Items from a data source
- - -

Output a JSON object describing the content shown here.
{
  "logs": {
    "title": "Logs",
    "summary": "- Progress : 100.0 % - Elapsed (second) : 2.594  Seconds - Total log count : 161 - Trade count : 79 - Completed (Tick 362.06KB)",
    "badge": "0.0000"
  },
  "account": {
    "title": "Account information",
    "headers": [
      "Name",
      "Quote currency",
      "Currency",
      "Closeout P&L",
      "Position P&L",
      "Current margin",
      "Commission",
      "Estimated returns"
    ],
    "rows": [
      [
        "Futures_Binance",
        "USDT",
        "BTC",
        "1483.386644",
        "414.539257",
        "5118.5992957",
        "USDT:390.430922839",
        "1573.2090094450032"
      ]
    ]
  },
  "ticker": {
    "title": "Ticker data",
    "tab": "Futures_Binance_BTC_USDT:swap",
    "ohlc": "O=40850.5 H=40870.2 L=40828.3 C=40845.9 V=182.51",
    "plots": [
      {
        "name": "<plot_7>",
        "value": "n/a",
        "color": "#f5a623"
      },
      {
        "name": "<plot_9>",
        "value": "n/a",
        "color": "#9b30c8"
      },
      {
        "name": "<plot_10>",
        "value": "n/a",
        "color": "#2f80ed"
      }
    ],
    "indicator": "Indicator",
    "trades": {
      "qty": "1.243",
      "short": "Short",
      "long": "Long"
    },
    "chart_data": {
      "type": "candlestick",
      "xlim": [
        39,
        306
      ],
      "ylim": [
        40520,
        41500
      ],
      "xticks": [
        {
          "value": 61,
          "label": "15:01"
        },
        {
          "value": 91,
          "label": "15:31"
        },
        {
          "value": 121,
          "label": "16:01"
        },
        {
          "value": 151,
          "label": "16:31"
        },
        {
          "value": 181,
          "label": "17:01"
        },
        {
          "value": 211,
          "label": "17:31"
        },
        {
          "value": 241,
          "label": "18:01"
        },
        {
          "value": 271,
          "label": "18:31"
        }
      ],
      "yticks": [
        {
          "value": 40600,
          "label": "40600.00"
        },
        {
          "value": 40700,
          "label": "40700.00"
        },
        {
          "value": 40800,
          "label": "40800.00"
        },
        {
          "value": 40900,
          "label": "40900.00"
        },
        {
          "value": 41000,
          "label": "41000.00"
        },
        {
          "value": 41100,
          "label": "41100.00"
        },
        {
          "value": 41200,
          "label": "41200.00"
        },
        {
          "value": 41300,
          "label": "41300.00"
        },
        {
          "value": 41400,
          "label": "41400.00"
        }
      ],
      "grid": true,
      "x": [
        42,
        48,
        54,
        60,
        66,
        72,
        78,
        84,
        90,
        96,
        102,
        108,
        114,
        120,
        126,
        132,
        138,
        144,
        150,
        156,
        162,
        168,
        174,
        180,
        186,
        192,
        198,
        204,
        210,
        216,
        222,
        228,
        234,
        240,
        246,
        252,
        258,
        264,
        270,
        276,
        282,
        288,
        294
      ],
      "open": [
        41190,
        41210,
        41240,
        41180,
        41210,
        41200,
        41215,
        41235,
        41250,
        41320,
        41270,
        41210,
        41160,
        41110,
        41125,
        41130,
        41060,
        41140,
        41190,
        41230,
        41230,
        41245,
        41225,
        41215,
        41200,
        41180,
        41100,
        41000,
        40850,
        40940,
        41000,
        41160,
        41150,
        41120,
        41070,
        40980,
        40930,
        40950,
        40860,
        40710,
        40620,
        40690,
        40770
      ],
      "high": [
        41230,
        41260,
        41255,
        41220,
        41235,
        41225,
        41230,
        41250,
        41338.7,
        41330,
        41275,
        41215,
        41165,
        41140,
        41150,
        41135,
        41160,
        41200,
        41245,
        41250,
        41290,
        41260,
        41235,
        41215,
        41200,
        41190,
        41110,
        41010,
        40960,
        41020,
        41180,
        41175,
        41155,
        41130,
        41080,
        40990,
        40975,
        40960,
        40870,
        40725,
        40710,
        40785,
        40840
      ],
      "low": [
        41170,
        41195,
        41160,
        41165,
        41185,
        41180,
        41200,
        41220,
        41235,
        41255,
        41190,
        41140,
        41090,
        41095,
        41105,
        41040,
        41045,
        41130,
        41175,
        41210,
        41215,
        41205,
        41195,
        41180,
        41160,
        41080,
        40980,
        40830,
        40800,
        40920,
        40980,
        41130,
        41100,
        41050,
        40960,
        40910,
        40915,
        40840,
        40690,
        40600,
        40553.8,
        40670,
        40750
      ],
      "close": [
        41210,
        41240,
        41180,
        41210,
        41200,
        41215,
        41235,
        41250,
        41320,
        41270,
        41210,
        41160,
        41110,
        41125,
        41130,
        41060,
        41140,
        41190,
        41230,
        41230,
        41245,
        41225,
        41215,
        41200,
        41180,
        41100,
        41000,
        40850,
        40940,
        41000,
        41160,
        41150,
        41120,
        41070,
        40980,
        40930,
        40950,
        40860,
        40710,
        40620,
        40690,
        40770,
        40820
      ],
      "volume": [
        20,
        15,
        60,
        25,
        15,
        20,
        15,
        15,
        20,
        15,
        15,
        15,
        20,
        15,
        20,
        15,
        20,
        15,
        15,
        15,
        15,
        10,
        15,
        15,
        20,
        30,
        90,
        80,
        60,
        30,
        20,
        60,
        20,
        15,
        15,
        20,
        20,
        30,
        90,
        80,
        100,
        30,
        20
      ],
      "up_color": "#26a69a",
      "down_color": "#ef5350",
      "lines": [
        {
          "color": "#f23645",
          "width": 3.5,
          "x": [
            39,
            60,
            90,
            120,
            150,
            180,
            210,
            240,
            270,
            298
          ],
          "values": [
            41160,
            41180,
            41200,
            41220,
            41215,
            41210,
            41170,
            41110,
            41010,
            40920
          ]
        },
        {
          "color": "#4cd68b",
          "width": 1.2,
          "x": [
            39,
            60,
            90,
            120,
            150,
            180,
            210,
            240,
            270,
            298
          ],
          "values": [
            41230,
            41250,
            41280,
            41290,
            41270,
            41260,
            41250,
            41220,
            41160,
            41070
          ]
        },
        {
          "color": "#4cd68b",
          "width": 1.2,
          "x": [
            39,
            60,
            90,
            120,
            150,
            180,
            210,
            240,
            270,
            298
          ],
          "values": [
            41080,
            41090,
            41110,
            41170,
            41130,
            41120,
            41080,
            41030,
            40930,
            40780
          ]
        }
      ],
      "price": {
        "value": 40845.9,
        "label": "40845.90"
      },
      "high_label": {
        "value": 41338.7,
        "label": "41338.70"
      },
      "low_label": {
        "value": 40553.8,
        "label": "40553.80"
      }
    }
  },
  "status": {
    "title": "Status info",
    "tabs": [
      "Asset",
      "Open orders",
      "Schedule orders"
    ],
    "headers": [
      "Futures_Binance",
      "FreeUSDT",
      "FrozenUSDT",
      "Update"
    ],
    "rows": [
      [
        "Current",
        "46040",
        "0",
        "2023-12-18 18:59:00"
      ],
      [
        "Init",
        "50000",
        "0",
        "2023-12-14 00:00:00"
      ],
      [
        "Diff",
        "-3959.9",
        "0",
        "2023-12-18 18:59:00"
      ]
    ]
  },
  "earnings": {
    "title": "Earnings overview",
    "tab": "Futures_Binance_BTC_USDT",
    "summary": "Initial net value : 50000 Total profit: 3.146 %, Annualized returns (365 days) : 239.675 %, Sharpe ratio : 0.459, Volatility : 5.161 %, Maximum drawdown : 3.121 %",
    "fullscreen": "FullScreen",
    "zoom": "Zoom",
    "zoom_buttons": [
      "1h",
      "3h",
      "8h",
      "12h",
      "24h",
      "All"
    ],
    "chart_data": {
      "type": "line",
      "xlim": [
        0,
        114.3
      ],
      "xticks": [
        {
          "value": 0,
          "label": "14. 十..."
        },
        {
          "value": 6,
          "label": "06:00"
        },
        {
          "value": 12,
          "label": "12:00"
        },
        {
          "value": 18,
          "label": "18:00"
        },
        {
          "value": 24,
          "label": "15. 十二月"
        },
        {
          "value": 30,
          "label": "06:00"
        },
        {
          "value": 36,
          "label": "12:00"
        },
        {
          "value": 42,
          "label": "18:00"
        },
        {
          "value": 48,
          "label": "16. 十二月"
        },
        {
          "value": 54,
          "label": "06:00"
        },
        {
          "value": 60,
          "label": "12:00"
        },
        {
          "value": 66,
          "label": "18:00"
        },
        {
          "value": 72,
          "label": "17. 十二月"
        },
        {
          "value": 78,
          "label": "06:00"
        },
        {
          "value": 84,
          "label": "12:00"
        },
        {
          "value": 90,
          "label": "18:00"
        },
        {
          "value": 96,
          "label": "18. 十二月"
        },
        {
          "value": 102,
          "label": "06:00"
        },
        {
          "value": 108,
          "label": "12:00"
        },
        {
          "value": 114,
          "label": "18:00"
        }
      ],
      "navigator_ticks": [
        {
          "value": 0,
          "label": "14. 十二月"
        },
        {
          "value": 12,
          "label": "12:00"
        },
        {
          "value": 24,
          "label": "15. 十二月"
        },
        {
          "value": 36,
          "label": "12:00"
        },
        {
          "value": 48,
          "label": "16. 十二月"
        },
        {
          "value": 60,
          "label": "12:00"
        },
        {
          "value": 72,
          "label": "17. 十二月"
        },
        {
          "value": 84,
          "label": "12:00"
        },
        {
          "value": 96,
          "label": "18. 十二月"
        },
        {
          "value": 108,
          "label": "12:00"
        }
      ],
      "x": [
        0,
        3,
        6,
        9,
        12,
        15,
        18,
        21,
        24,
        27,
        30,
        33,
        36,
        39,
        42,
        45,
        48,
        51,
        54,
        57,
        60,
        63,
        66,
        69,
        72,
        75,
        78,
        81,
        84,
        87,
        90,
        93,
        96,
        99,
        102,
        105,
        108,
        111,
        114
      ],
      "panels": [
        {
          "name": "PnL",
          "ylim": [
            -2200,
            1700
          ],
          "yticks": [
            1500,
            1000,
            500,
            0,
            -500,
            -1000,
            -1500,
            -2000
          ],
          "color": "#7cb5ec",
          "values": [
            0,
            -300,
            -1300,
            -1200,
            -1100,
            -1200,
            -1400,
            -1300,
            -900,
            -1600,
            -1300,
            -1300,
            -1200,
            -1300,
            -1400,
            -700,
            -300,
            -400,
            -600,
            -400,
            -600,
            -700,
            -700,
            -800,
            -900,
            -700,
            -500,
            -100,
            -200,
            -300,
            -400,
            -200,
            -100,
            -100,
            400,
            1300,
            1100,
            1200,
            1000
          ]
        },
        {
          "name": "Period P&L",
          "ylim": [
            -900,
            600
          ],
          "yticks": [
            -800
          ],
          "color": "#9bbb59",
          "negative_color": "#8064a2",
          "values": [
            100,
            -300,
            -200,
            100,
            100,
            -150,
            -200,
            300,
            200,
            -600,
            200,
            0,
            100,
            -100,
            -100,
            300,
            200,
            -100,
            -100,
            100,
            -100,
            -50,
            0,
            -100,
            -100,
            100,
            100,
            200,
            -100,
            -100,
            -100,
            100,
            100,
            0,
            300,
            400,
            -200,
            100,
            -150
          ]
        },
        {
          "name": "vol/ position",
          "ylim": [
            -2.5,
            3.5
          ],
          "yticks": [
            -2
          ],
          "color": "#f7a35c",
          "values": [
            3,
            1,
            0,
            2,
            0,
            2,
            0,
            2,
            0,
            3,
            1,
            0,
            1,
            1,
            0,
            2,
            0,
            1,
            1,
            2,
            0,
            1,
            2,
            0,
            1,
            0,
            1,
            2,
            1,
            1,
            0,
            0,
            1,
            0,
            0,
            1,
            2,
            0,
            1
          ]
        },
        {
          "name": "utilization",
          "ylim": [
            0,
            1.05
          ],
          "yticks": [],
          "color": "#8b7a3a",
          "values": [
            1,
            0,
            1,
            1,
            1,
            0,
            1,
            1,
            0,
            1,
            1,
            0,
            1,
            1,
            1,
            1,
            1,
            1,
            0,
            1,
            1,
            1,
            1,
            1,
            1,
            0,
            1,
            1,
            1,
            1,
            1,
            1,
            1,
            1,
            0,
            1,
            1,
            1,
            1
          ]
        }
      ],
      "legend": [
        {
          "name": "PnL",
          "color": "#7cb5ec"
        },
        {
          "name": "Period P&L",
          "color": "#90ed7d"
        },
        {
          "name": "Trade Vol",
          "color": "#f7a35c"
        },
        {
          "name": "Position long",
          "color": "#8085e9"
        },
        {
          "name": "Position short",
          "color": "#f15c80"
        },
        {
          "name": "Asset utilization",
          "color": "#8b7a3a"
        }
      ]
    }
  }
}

- - -

◆ CHALLENGE ◆
Write out every line from the entries where "summary" appears.

◆ WRITTEN SOLUTION ◆
    "summary": "- Progress : 100.0 % - Elapsed (second) : 2.594  Seconds - Total log count : 161 - Trade count : 79 - Completed (Tick 362.06KB)",
    "summary": "Initial net value : 50000 Total profit: 3.146 %, Annualized returns (365 days) : 239.675 %, Sharpe ratio : 0.459, Volatility : 5.161 %, Maximum drawdown : 3.121 %",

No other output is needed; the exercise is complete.